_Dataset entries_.
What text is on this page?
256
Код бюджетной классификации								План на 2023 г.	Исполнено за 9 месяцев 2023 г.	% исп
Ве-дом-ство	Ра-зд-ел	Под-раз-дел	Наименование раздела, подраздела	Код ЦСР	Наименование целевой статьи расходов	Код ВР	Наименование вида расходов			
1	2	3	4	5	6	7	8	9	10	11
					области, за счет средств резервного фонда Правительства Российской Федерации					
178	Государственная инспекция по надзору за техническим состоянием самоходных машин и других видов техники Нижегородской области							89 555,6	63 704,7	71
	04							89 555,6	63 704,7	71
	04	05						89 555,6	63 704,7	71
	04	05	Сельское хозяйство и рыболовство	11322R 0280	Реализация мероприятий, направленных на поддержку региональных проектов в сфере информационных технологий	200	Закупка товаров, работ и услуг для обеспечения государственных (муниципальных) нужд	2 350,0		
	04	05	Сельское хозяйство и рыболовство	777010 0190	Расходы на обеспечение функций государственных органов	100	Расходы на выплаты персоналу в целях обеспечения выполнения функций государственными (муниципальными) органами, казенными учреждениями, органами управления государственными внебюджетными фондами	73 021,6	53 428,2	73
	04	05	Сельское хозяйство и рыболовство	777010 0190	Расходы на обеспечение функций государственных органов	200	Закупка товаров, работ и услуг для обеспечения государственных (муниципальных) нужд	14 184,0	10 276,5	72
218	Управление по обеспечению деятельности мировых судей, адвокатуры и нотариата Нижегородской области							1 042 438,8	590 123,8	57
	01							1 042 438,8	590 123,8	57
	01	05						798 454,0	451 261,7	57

_Stated problem_.
Go over the records above and tally each line that includes "нужд". Give the total by itself.

_Completed exercise_.
2